TASK TO CARRY OUT →
State the number of lines below in which the word "وأنكره" appears. Nothing else belongs in the answer.

[Extracted records]
==============================

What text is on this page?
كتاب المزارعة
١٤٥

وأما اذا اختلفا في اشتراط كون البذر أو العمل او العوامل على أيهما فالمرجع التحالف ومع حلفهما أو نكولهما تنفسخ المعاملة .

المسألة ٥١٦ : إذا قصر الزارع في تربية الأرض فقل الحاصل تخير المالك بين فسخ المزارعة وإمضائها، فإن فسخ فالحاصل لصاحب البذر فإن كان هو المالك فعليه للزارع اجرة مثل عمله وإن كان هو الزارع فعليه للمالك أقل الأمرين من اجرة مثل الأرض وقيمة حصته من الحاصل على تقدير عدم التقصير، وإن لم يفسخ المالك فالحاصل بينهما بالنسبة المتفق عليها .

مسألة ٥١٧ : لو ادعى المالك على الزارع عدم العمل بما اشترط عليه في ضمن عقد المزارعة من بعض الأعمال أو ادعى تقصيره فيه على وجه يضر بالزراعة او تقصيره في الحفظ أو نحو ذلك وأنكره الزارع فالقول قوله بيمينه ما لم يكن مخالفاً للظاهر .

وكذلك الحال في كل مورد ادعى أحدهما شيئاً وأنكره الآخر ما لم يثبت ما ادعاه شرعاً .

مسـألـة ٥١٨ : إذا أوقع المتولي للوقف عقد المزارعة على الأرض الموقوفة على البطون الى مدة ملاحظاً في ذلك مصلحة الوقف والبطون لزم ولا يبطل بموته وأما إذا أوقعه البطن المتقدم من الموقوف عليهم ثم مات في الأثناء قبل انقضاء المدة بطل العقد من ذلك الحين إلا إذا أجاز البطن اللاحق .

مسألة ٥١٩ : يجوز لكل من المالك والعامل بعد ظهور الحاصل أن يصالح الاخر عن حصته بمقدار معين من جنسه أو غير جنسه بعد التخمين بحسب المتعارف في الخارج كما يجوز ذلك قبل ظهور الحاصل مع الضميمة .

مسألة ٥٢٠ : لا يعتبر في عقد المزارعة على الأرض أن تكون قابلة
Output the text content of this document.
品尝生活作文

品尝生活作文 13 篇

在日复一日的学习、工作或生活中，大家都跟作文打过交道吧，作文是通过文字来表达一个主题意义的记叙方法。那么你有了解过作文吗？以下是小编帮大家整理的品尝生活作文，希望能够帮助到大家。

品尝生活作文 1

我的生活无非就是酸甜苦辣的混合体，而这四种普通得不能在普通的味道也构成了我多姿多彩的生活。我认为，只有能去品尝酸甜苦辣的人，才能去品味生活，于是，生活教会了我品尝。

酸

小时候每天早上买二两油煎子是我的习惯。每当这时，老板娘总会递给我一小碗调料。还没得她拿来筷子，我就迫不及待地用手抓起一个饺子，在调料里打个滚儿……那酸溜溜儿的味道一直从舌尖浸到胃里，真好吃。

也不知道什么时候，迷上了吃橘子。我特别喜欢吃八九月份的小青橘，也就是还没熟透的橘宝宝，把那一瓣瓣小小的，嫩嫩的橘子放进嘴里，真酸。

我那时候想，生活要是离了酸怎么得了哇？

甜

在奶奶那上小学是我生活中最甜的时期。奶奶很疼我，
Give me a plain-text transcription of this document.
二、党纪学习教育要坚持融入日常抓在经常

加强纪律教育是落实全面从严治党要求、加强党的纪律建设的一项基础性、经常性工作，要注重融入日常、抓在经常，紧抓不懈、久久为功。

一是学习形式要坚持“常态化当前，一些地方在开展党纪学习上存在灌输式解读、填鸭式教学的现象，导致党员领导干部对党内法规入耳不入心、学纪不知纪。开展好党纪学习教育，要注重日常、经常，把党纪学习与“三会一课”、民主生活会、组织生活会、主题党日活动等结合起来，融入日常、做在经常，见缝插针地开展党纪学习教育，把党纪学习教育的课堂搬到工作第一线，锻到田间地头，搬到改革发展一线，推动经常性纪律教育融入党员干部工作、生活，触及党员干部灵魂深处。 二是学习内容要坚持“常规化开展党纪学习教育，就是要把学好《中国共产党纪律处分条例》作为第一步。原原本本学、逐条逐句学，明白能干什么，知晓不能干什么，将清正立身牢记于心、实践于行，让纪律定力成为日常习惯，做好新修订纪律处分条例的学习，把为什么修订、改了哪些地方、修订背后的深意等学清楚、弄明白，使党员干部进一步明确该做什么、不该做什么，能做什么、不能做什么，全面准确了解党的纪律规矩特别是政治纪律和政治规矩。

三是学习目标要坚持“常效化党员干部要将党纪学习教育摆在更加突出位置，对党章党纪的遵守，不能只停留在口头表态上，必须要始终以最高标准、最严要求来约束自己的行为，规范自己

==============================

OUTPUT BELOW →
2